WORK REQUIRED - Every entry below should be transcribed exactly; pictures stay out of the copy.

··········

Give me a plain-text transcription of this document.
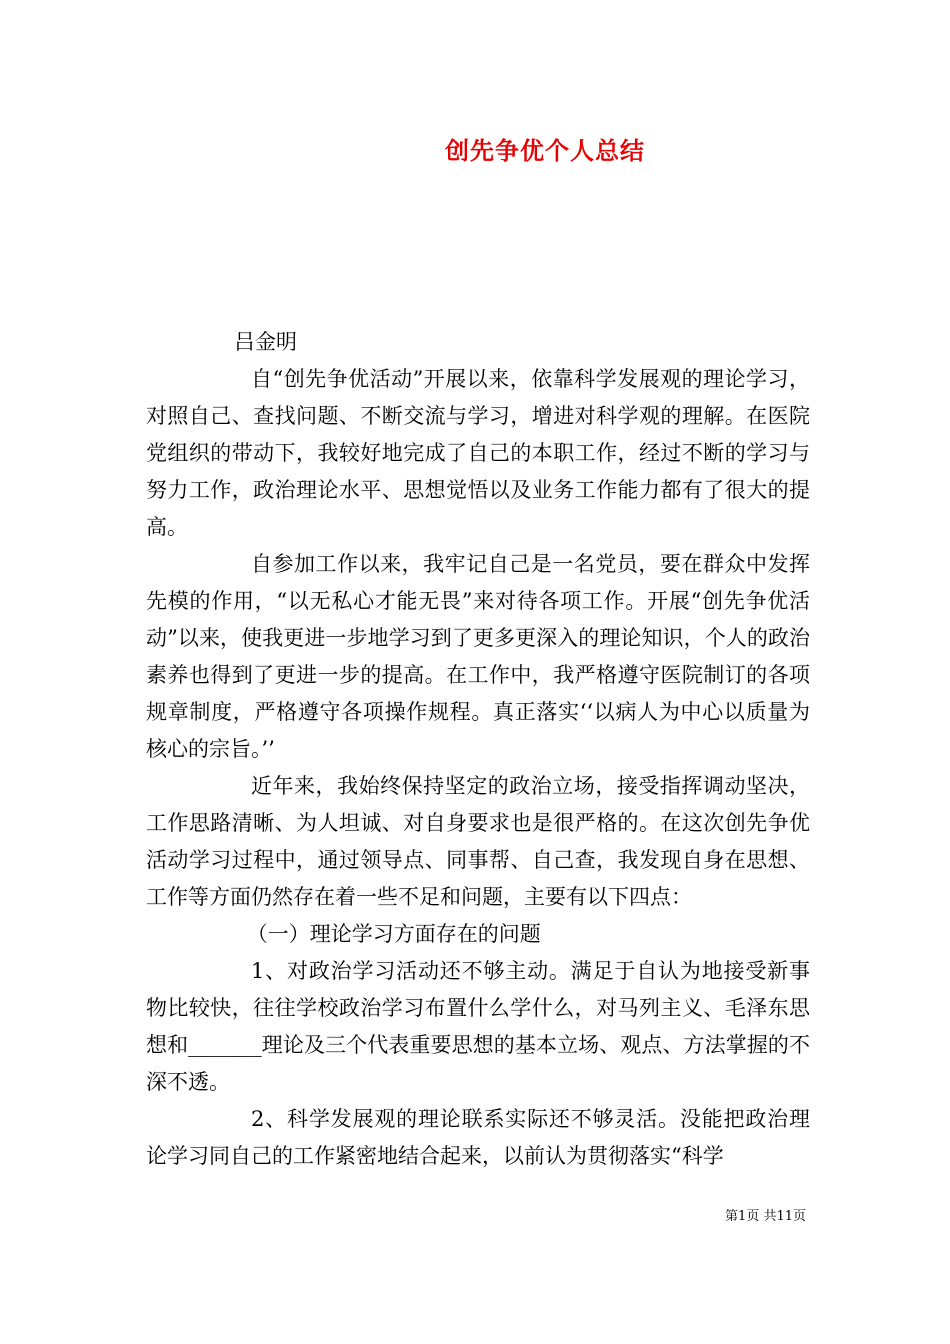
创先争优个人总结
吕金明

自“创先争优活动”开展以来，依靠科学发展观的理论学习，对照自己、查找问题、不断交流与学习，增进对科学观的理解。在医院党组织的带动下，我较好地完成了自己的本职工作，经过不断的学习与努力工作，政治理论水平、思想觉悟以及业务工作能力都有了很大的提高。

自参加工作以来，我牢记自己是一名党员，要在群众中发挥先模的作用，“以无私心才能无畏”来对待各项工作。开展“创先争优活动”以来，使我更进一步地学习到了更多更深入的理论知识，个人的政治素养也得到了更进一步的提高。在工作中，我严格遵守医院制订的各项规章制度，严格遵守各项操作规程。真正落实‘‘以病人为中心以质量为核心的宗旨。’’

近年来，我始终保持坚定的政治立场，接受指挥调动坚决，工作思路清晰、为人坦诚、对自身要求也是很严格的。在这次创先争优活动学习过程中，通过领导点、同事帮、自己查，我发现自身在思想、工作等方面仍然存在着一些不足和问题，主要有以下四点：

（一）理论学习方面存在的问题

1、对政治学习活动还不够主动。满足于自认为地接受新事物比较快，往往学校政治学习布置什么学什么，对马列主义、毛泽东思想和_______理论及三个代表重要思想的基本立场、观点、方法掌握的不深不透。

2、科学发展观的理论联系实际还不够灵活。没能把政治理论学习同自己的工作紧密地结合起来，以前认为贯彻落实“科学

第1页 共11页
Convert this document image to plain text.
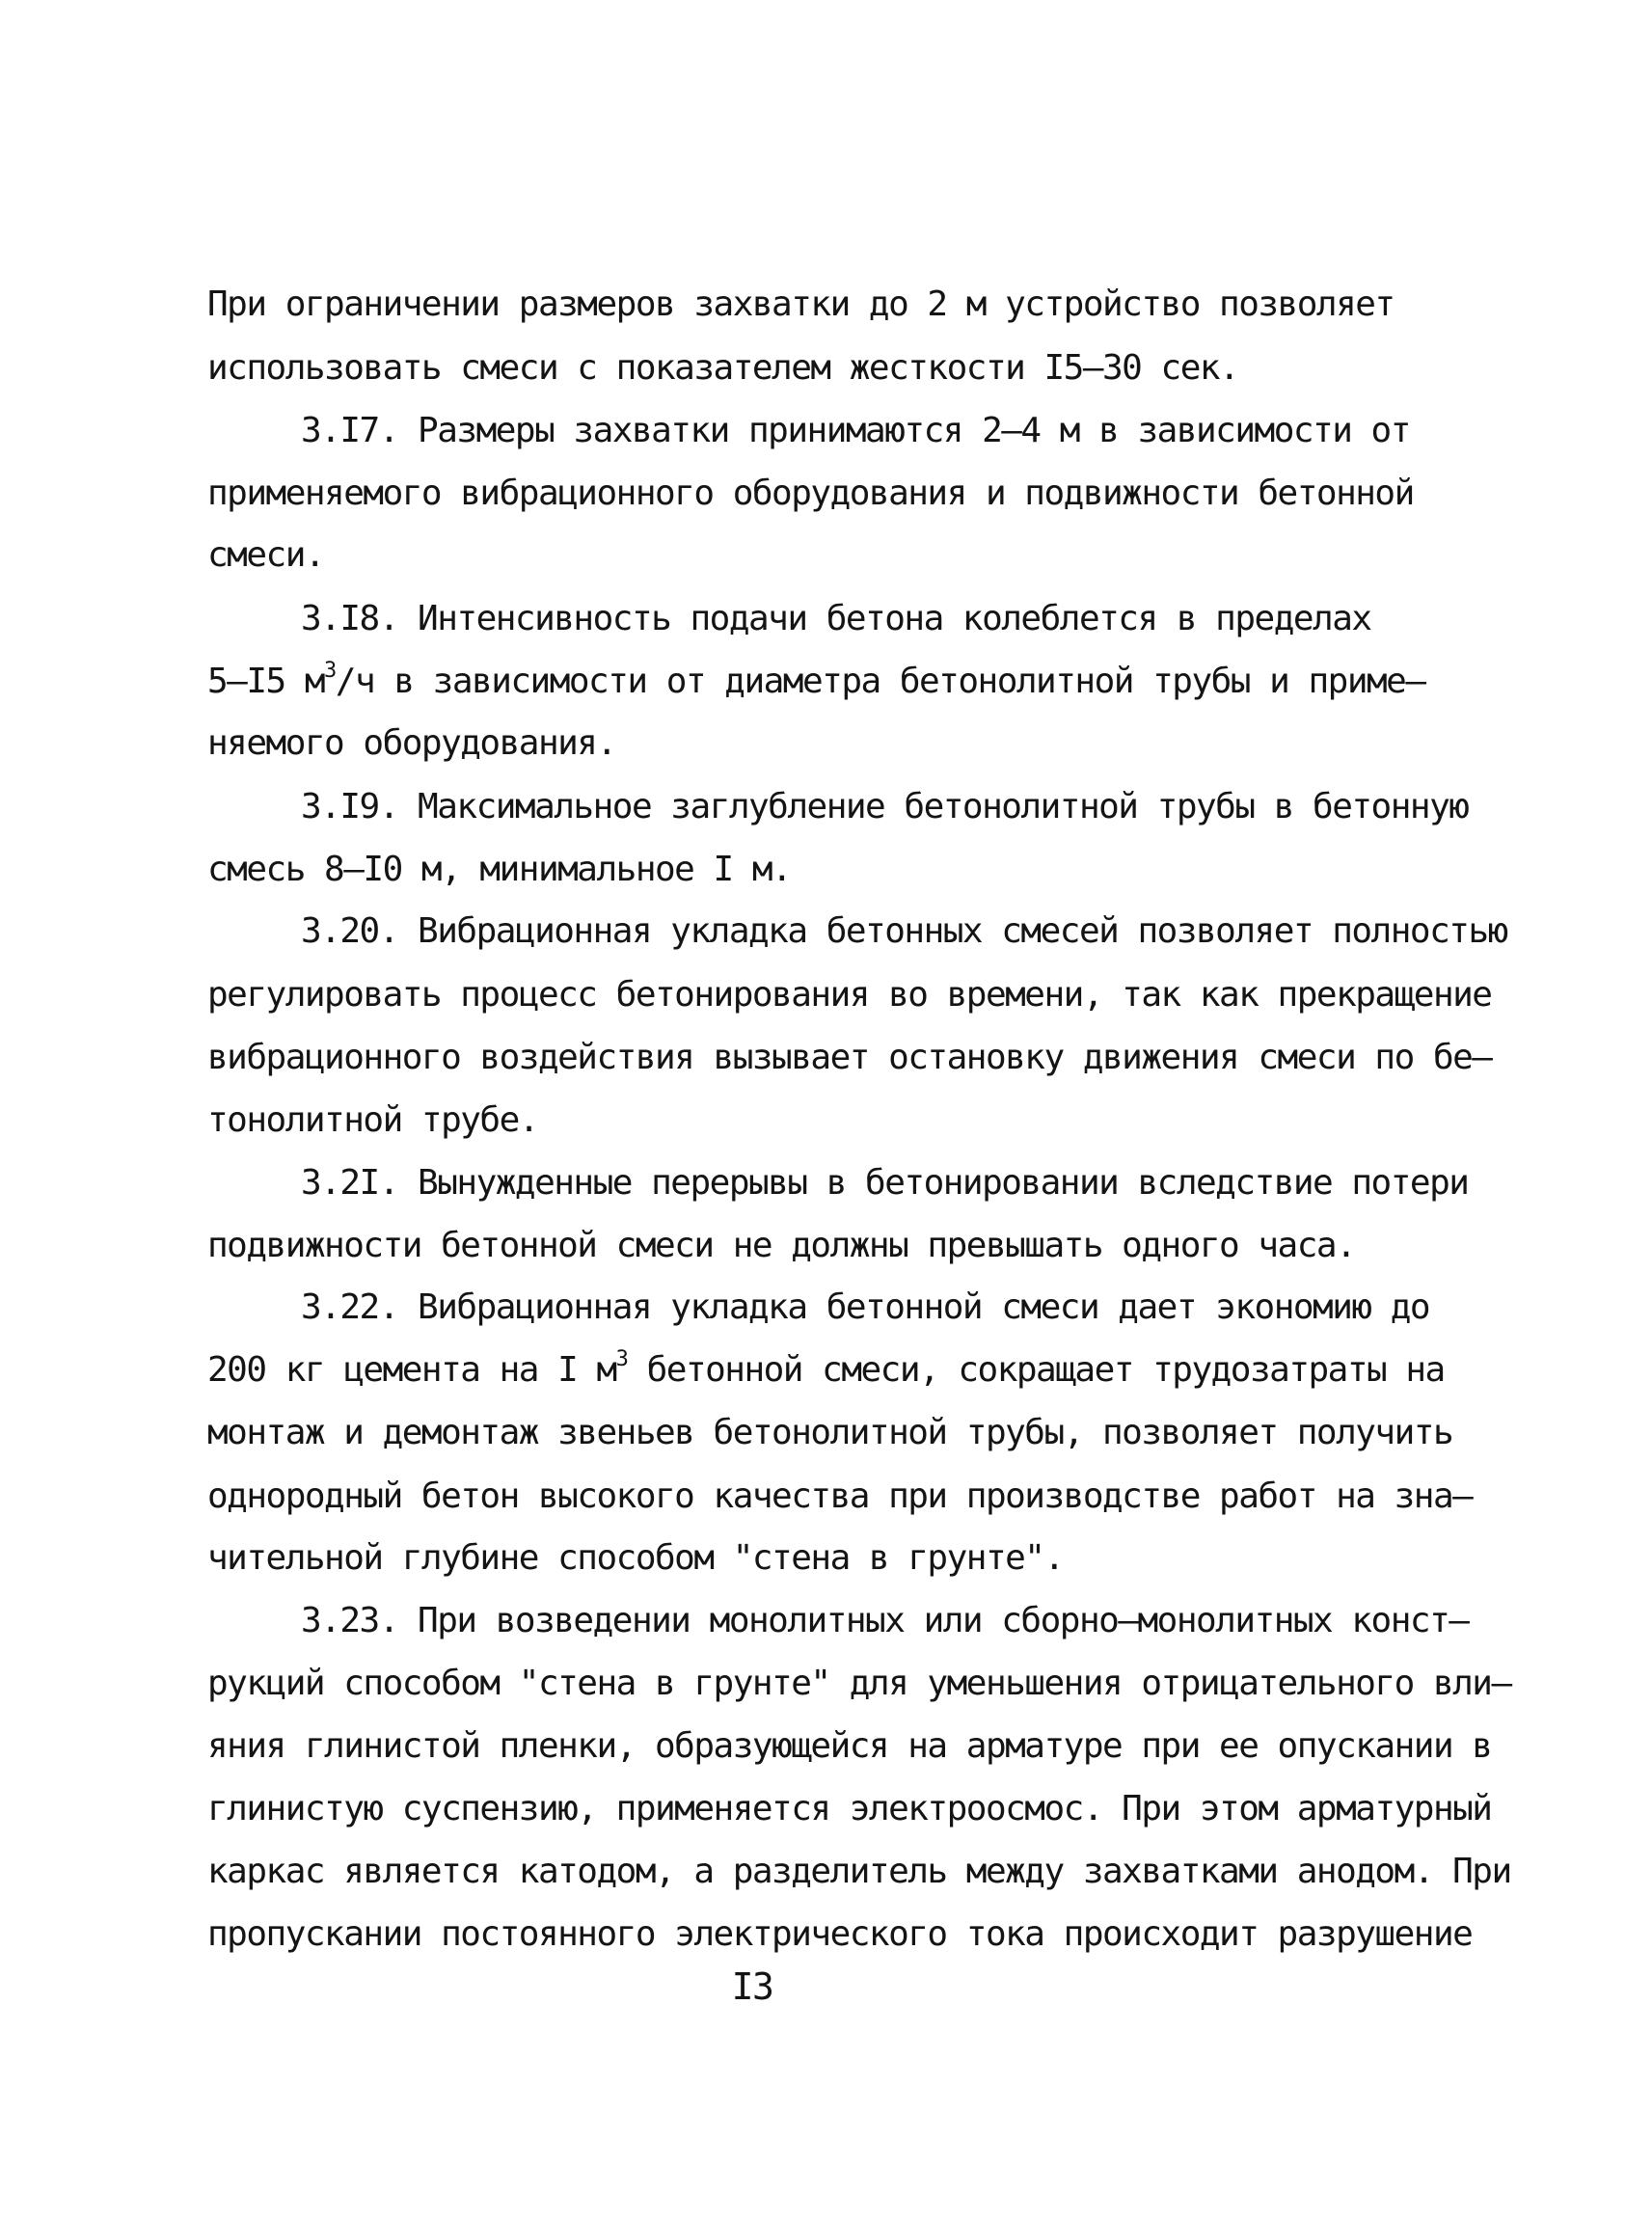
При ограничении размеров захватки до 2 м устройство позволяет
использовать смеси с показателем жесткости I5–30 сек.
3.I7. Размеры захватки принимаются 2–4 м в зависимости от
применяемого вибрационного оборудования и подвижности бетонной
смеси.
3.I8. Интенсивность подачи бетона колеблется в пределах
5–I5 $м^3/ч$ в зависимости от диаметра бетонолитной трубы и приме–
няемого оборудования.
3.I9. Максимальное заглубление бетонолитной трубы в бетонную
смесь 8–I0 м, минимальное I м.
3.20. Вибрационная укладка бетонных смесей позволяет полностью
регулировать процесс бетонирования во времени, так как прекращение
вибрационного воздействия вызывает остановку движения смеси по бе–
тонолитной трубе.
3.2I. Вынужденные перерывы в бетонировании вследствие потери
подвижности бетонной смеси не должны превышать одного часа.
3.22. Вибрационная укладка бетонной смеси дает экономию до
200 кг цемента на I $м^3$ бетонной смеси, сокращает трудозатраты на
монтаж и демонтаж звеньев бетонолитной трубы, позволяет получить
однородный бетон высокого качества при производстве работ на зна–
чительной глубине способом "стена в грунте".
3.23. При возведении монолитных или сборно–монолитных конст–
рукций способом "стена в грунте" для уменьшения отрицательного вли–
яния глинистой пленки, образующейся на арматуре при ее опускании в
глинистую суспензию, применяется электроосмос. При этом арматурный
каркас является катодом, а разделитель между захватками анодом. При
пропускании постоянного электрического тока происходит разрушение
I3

··········

ANSWER BELOW -
Give me a plain-text transcription of this document.
创先争优个人总结
吕金明

自“创先争优活动”开展以来，依靠科学发展观的理论学习，对照自己、查找问题、不断交流与学习，增进对科学观的理解。在医院党组织的带动下，我较好地完成了自己的本职工作，经过不断的学习与努力工作，政治理论水平、思想觉悟以及业务工作能力都有了很大的提高。

自参加工作以来，我牢记自己是一名党员，要在群众中发挥先模的作用，“以无私心才能无畏”来对待各项工作。开展“创先争优活动”以来，使我更进一步地学习到了更多更深入的理论知识，个人的政治素养也得到了更进一步的提高。在工作中，我严格遵守医院制订的各项规章制度，严格遵守各项操作规程。真正落实‘‘以病人为中心以质量为核心的宗旨。’’

近年来，我始终保持坚定的政治立场，接受指挥调动坚决，工作思路清晰、为人坦诚、对自身要求也是很严格的。在这次创先争优活动学习过程中，通过领导点、同事帮、自己查，我发现自身在思想、工作等方面仍然存在着一些不足和问题，主要有以下四点：

（一）理论学习方面存在的问题

1、对政治学习活动还不够主动。满足于自认为地接受新事物比较快，往往学校政治学习布置什么学什么，对马列主义、毛泽东思想和_______理论及三个代表重要思想的基本立场、观点、方法掌握的不深不透。

2、科学发展观的理论联系实际还不够灵活。没能把政治理论学习同自己的工作紧密地结合起来，以前认为贯彻落实“科学

第1页 共11页
Convert this document image to plain text.
При ограничении размеров захватки до 2 м устройство позволяет
использовать смеси с показателем жесткости I5–30 сек.
3.I7. Размеры захватки принимаются 2–4 м в зависимости от
применяемого вибрационного оборудования и подвижности бетонной
смеси.
3.I8. Интенсивность подачи бетона колеблется в пределах
5–I5 $м^3/ч$ в зависимости от диаметра бетонолитной трубы и приме–
няемого оборудования.
3.I9. Максимальное заглубление бетонолитной трубы в бетонную
смесь 8–I0 м, минимальное I м.
3.20. Вибрационная укладка бетонных смесей позволяет полностью
регулировать процесс бетонирования во времени, так как прекращение
вибрационного воздействия вызывает остановку движения смеси по бе–
тонолитной трубе.
3.2I. Вынужденные перерывы в бетонировании вследствие потери
подвижности бетонной смеси не должны превышать одного часа.
3.22. Вибрационная укладка бетонной смеси дает экономию до
200 кг цемента на I $м^3$ бетонной смеси, сокращает трудозатраты на
монтаж и демонтаж звеньев бетонолитной трубы, позволяет получить
однородный бетон высокого качества при производстве работ на зна–
чительной глубине способом "стена в грунте".
3.23. При возведении монолитных или сборно–монолитных конст–
рукций способом "стена в грунте" для уменьшения отрицательного вли–
яния глинистой пленки, образующейся на арматуре при ее опускании в
глинистую суспензию, применяется электроосмос. При этом арматурный
каркас является катодом, а разделитель между захватками анодом. При
пропускании постоянного электрического тока происходит разрушение
I3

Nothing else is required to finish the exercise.